▸ WHAT TO WORK ON
Wherever the word "Turon" turns up in a line of the entries, copy that line.

▸ MATERIAL PROVIDED
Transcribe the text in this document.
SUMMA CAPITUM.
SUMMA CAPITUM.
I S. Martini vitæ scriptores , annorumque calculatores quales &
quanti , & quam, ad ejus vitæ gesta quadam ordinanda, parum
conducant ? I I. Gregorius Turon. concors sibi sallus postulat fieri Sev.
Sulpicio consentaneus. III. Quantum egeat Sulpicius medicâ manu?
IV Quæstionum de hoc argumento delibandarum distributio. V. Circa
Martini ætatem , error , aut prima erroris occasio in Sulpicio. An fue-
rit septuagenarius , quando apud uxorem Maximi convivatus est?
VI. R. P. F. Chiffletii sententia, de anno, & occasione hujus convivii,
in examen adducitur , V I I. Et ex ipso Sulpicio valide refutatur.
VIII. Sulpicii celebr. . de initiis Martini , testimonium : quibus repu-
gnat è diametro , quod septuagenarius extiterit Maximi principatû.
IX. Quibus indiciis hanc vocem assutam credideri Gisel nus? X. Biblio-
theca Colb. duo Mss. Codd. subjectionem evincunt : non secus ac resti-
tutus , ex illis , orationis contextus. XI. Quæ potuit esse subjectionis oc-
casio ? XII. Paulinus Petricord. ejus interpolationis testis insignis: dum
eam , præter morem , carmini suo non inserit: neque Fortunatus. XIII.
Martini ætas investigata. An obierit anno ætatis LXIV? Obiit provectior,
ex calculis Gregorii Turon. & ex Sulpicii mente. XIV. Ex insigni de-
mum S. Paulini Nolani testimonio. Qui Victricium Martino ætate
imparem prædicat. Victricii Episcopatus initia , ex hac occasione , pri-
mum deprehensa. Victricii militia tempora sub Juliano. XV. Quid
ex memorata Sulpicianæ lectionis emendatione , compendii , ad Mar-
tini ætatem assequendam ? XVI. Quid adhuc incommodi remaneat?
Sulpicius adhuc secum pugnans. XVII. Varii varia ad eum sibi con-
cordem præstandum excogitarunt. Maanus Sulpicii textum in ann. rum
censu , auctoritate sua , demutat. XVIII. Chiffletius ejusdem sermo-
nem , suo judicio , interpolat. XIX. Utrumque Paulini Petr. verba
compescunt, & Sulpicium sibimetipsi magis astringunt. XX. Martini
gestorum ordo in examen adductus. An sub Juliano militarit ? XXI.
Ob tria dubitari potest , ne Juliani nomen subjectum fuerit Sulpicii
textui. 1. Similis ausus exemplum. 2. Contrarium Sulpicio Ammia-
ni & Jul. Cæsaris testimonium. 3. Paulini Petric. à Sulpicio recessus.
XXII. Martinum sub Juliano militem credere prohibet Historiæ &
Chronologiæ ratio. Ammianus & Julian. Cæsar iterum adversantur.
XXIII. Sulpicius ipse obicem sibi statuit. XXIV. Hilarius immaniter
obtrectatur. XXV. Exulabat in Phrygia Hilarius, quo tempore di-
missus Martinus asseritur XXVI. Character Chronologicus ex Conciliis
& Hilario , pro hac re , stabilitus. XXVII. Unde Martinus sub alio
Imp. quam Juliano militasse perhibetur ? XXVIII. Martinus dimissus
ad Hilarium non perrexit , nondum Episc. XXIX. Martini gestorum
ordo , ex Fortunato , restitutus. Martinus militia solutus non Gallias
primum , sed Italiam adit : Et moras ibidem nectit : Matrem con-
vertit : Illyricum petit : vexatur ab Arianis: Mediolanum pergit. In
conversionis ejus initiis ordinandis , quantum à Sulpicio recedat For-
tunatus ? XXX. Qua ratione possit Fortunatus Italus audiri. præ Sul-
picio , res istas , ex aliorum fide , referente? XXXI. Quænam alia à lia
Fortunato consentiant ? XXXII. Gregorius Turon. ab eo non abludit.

▸ ANSWER TO THE PROBLEM
conducant ? I I. Gregorius Turon. concors sibi sallus postulat fieri Sev.
ex calculis Gregorii Turon. & ex Sulpicii mente. XIV. Ex insigni de-
Fortunato consentiant ? XXXII. Gregorius Turon. ab eo non abludit.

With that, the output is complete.